Job: Go through the data below. Pull out every line that has the word "content".

Dataset rows:
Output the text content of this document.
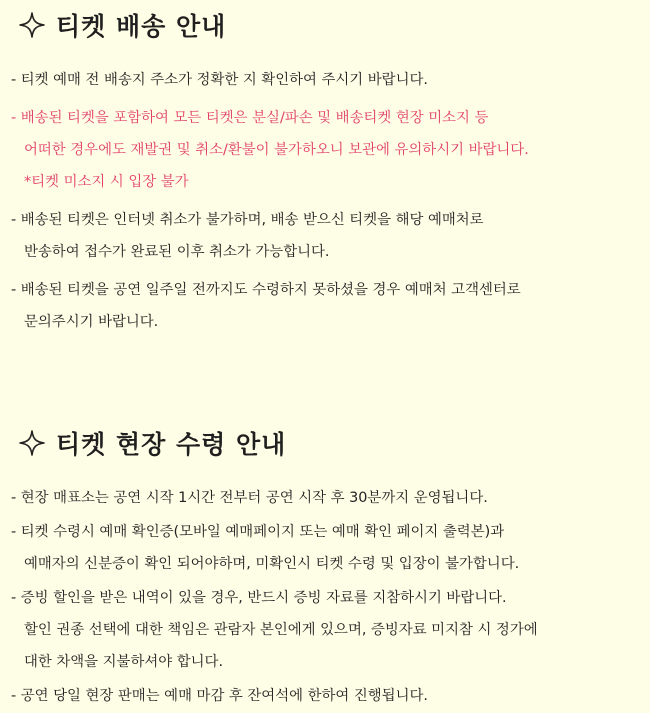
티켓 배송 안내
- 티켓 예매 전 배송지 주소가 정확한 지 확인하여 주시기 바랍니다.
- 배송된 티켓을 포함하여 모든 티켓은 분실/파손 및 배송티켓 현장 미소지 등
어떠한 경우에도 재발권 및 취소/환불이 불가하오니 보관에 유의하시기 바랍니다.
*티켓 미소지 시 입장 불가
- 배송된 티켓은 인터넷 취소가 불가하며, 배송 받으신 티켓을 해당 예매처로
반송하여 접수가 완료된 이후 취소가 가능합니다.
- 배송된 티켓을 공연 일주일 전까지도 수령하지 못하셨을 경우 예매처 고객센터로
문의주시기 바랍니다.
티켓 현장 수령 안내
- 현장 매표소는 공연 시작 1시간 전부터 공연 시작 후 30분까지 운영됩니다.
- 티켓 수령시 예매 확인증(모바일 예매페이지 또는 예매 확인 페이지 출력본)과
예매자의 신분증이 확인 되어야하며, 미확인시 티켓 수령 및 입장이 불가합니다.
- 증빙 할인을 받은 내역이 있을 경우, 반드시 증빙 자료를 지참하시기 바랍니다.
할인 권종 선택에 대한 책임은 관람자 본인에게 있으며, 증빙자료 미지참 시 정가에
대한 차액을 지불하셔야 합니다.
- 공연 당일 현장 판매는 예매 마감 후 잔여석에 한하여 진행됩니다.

--

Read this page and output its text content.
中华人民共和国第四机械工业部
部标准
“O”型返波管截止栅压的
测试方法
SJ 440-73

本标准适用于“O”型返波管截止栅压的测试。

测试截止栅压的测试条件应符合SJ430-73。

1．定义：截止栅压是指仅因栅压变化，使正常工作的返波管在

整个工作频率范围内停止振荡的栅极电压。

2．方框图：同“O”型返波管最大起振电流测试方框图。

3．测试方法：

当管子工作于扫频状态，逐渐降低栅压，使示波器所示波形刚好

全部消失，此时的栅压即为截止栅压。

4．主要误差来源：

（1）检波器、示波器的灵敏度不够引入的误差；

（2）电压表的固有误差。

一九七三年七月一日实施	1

Worked answer:
Output the text content of this document.
Read this page and output its text content.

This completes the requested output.